What you need to do:
Assemble all lines in which the string "HDAA" appears.

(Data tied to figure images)
****

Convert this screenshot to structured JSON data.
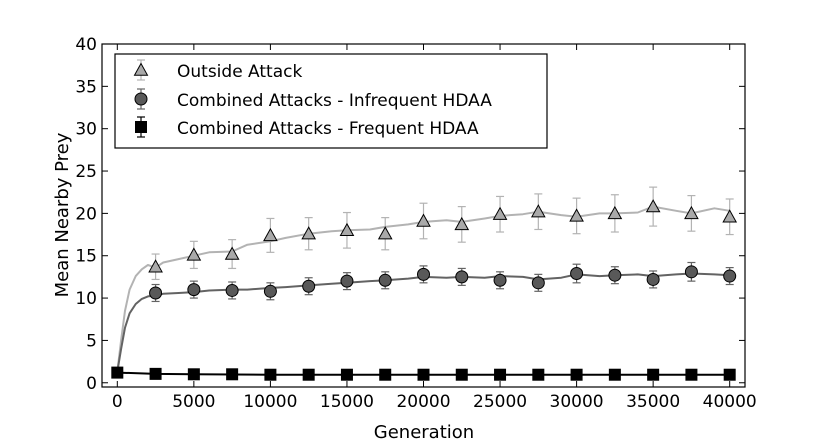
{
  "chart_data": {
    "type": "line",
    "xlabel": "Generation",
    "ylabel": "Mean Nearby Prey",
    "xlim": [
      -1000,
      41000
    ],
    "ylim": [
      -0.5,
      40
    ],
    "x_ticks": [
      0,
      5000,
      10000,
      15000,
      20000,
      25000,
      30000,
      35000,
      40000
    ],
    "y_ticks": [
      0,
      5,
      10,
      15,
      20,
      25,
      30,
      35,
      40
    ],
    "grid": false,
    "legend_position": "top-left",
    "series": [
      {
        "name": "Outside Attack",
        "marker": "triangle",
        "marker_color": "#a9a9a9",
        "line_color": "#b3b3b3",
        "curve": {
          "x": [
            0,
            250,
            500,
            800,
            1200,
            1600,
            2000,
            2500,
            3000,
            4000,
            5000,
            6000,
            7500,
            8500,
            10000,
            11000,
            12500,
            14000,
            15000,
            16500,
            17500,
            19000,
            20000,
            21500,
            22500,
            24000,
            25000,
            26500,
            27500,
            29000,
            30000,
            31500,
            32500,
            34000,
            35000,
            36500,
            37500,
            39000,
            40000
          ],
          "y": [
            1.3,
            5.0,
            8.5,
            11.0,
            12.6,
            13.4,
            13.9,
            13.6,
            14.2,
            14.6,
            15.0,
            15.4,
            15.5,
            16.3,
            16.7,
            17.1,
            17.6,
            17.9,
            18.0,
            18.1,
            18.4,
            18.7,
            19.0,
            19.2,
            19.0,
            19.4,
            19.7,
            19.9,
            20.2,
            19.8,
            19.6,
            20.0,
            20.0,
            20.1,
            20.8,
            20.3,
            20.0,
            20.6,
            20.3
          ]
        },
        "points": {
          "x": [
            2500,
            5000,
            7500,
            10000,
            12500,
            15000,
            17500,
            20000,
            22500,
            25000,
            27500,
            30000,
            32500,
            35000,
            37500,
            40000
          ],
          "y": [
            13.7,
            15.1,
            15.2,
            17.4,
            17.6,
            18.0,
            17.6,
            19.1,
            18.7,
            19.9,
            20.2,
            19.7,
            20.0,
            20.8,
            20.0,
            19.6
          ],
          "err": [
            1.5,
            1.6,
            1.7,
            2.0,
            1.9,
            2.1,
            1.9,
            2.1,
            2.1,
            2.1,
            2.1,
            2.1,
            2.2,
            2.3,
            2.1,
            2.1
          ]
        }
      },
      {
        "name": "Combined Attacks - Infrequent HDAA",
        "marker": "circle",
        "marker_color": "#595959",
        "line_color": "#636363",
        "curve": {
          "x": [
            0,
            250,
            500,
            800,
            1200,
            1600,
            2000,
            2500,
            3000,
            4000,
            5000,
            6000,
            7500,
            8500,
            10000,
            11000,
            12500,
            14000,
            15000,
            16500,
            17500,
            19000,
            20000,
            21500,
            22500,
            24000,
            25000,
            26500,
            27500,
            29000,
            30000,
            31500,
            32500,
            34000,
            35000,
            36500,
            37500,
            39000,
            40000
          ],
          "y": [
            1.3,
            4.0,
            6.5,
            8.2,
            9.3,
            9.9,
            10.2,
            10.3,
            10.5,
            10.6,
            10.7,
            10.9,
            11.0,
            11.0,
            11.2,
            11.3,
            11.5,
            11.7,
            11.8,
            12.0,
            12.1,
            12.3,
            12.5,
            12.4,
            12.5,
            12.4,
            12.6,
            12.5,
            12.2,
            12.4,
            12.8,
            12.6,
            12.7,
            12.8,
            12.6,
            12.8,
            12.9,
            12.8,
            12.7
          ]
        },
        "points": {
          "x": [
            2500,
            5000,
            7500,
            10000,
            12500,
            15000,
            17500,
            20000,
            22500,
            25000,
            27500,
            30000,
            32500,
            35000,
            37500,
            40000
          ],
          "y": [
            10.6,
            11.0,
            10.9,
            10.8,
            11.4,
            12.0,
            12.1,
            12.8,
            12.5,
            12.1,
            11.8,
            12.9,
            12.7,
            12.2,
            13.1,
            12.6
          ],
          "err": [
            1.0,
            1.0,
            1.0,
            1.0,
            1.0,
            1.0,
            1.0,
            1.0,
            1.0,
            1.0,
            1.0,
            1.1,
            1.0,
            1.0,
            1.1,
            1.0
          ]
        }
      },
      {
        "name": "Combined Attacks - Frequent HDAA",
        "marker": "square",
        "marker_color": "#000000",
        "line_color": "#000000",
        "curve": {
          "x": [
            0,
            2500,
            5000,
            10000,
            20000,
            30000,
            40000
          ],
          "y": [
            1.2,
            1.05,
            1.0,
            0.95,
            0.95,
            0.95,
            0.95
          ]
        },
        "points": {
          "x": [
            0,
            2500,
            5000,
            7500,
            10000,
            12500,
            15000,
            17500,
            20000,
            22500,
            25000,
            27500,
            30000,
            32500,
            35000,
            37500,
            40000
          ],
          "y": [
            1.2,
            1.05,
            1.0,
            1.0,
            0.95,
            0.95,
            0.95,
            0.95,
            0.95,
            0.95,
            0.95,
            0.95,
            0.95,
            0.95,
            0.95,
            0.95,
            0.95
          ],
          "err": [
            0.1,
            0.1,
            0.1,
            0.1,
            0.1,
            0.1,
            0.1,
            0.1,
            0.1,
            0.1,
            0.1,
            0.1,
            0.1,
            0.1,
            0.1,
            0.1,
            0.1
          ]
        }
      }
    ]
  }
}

****

Final answer:
        "name": "Combined Attacks - Infrequent HDAA",
        "name": "Combined Attacks - Frequent HDAA",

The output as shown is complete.